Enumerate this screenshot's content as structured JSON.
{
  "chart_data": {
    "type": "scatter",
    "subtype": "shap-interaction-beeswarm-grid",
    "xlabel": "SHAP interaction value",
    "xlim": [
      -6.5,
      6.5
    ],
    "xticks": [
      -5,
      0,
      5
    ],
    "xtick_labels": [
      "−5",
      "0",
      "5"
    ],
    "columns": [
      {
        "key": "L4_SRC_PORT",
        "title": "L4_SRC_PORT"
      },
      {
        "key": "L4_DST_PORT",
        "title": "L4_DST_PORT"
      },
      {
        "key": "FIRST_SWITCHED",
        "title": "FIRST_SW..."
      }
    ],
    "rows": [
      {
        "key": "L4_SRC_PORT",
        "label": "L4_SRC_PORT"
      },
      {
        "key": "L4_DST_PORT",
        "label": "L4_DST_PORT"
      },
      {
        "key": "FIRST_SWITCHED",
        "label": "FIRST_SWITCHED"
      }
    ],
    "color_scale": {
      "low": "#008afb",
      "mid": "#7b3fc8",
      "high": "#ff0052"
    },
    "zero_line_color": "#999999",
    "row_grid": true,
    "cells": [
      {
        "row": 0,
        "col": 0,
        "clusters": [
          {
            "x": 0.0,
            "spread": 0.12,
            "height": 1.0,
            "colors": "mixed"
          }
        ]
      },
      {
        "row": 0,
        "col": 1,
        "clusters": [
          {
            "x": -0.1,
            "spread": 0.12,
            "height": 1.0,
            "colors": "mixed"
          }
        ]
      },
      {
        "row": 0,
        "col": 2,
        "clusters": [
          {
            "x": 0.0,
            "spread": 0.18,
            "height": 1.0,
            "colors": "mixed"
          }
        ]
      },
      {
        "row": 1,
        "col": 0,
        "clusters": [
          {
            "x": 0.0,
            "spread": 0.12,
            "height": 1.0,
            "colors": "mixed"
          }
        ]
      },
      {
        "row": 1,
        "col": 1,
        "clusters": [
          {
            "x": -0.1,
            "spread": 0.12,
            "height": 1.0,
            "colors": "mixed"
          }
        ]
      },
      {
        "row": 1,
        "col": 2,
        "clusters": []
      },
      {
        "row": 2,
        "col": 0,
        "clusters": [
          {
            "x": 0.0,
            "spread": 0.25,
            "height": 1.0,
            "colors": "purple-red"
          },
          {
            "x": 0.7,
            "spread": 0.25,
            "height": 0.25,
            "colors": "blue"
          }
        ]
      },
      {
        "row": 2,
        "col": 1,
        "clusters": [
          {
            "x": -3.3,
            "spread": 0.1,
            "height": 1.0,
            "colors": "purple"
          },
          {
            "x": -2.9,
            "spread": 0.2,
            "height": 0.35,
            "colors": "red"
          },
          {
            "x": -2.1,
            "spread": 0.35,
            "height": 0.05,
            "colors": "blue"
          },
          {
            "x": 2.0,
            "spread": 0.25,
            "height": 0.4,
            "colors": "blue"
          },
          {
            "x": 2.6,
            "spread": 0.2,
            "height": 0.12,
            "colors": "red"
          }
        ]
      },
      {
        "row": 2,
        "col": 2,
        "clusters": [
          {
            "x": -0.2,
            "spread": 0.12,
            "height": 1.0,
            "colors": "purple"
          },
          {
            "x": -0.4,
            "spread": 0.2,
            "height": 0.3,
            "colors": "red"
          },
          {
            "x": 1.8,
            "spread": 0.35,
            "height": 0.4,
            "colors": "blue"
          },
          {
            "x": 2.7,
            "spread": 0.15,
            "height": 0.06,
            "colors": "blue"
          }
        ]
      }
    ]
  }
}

-- -- --

DIRECTIVE: Copy every record exactly, with nothing added or dropped.

ANSWER:
Enumerate this screenshot's content as structured JSON.
{
  "chart_data": {
    "type": "scatter",
    "subtype": "shap-interaction-beeswarm-grid",
    "xlabel": "SHAP interaction value",
    "xlim": [
      -6.5,
      6.5
    ],
    "xticks": [
      -5,
      0,
      5
    ],
    "xtick_labels": [
      "−5",
      "0",
      "5"
    ],
    "columns": [
      {
        "key": "L4_SRC_PORT",
        "title": "L4_SRC_PORT"
      },
      {
        "key": "L4_DST_PORT",
        "title": "L4_DST_PORT"
      },
      {
        "key": "FIRST_SWITCHED",
        "title": "FIRST_SW..."
      }
    ],
    "rows": [
      {
        "key": "L4_SRC_PORT",
        "label": "L4_SRC_PORT"
      },
      {
        "key": "L4_DST_PORT",
        "label": "L4_DST_PORT"
      },
      {
        "key": "FIRST_SWITCHED",
        "label": "FIRST_SWITCHED"
      }
    ],
    "color_scale": {
      "low": "#008afb",
      "mid": "#7b3fc8",
      "high": "#ff0052"
    },
    "zero_line_color": "#999999",
    "row_grid": true,
    "cells": [
      {
        "row": 0,
        "col": 0,
        "clusters": [
          {
            "x": 0.0,
            "spread": 0.12,
            "height": 1.0,
            "colors": "mixed"
          }
        ]
      },
      {
        "row": 0,
        "col": 1,
        "clusters": [
          {
            "x": -0.1,
            "spread": 0.12,
            "height": 1.0,
            "colors": "mixed"
          }
        ]
      },
      {
        "row": 0,
        "col": 2,
        "clusters": [
          {
            "x": 0.0,
            "spread": 0.18,
            "height": 1.0,
            "colors": "mixed"
          }
        ]
      },
      {
        "row": 1,
        "col": 0,
        "clusters": [
          {
            "x": 0.0,
            "spread": 0.12,
            "height": 1.0,
            "colors": "mixed"
          }
        ]
      },
      {
        "row": 1,
        "col": 1,
        "clusters": [
          {
            "x": -0.1,
            "spread": 0.12,
            "height": 1.0,
            "colors": "mixed"
          }
        ]
      },
      {
        "row": 1,
        "col": 2,
        "clusters": []
      },
      {
        "row": 2,
        "col": 0,
        "clusters": [
          {
            "x": 0.0,
            "spread": 0.25,
            "height": 1.0,
            "colors": "purple-red"
          },
          {
            "x": 0.7,
            "spread": 0.25,
            "height": 0.25,
            "colors": "blue"
          }
        ]
      },
      {
        "row": 2,
        "col": 1,
        "clusters": [
          {
            "x": -3.3,
            "spread": 0.1,
            "height": 1.0,
            "colors": "purple"
          },
          {
            "x": -2.9,
            "spread": 0.2,
            "height": 0.35,
            "colors": "red"
          },
          {
            "x": -2.1,
            "spread": 0.35,
            "height": 0.05,
            "colors": "blue"
          },
          {
            "x": 2.0,
            "spread": 0.25,
            "height": 0.4,
            "colors": "blue"
          },
          {
            "x": 2.6,
            "spread": 0.2,
            "height": 0.12,
            "colors": "red"
          }
        ]
      },
      {
        "row": 2,
        "col": 2,
        "clusters": [
          {
            "x": -0.2,
            "spread": 0.12,
            "height": 1.0,
            "colors": "purple"
          },
          {
            "x": -0.4,
            "spread": 0.2,
            "height": 0.3,
            "colors": "red"
          },
          {
            "x": 1.8,
            "spread": 0.35,
            "height": 0.4,
            "colors": "blue"
          },
          {
            "x": 2.7,
            "spread": 0.15,
            "height": 0.06,
            "colors": "blue"
          }
        ]
      }
    ]
  }
}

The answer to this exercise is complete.